Goal: Give the material again in full, matching it exactly.

Data in this exercise:
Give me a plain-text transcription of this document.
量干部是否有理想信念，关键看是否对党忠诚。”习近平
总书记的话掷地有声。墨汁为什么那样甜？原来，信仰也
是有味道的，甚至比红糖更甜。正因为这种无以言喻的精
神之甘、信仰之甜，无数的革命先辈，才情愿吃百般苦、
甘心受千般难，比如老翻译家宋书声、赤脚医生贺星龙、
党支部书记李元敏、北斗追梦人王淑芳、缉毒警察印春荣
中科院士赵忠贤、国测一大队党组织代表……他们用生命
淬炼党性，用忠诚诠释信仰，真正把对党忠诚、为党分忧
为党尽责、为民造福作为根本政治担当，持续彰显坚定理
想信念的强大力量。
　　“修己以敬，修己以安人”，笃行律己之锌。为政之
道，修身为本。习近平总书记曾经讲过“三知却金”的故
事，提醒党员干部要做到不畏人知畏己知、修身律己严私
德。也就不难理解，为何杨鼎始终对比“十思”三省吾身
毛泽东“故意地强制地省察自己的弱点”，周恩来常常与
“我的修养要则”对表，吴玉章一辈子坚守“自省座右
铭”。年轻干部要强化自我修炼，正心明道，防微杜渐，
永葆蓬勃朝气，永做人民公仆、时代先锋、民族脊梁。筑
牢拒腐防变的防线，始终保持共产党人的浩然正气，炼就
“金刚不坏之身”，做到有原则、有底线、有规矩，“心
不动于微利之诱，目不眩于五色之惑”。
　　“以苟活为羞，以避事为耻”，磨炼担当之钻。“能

Written reply:
Give me a plain-text transcription of this document.
量干部是否有理想信念，关键看是否对党忠诚。”习近平
总书记的话掷地有声。墨汁为什么那样甜？原来，信仰也
是有味道的，甚至比红糖更甜。正因为这种无以言喻的精
神之甘、信仰之甜，无数的革命先辈，才情愿吃百般苦、
甘心受千般难，比如老翻译家宋书声、赤脚医生贺星龙、
党支部书记李元敏、北斗追梦人王淑芳、缉毒警察印春荣
中科院士赵忠贤、国测一大队党组织代表……他们用生命
淬炼党性，用忠诚诠释信仰，真正把对党忠诚、为党分忧
为党尽责、为民造福作为根本政治担当，持续彰显坚定理
想信念的强大力量。
　　“修己以敬，修己以安人”，笃行律己之锌。为政之
道，修身为本。习近平总书记曾经讲过“三知却金”的故
事，提醒党员干部要做到不畏人知畏己知、修身律己严私
德。也就不难理解，为何杨鼎始终对比“十思”三省吾身
毛泽东“故意地强制地省察自己的弱点”，周恩来常常与
“我的修养要则”对表，吴玉章一辈子坚守“自省座右
铭”。年轻干部要强化自我修炼，正心明道，防微杜渐，
永葆蓬勃朝气，永做人民公仆、时代先锋、民族脊梁。筑
牢拒腐防变的防线，始终保持共产党人的浩然正气，炼就
“金刚不坏之身”，做到有原则、有底线、有规矩，“心
不动于微利之诱，目不眩于五色之惑”。
　　“以苟活为羞，以避事为耻”，磨炼担当之钻。“能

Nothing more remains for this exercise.